Copy out every line that contains the word "dependencies".
[Start of Data]
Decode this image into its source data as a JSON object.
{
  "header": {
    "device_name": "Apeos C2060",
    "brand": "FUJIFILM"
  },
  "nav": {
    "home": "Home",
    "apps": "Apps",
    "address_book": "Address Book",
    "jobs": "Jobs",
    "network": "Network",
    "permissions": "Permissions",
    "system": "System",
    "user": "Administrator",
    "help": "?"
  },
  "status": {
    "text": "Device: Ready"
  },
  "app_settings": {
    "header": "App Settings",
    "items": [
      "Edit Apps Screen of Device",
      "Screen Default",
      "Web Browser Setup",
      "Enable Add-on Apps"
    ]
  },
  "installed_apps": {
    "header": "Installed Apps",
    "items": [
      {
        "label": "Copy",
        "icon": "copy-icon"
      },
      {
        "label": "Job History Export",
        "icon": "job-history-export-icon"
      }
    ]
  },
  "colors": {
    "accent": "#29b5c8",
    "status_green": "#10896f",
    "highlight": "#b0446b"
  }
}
[End of Data]
[Start of Data]
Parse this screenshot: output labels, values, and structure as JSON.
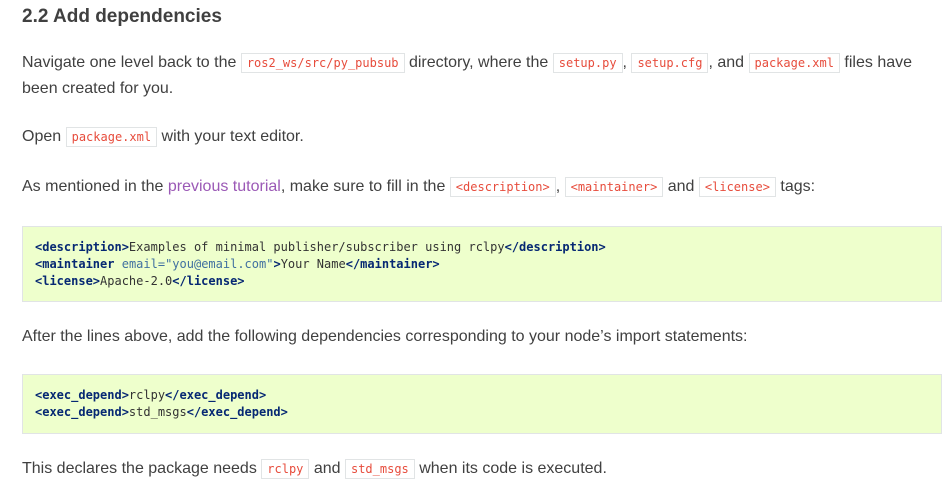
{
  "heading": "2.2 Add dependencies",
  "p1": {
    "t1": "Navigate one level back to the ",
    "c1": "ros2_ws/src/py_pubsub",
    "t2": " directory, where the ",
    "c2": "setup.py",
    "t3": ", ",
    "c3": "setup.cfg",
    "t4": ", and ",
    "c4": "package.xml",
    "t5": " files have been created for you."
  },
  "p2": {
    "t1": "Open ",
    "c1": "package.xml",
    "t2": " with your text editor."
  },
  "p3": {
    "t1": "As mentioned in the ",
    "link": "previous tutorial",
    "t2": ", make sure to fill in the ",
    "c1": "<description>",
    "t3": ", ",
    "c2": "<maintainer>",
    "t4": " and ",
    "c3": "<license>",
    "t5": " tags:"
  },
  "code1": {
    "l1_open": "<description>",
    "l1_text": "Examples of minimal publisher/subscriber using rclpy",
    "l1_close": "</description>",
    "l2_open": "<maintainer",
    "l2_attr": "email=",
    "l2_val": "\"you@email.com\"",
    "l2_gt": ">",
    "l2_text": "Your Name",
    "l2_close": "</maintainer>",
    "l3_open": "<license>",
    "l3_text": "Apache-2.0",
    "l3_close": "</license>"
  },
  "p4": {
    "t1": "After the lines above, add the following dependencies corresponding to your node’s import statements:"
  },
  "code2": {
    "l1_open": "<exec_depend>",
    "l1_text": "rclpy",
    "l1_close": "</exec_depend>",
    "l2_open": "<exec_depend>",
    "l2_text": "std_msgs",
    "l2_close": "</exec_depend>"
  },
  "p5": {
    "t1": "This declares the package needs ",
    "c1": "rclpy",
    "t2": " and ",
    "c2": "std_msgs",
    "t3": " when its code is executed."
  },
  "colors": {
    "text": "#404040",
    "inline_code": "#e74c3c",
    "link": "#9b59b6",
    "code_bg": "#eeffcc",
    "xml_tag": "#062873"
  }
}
[End of Data]
Worked solution
  "heading": "2.2 Add dependencies",
    "t1": "After the lines above, add the following dependencies corresponding to your node’s import statements:"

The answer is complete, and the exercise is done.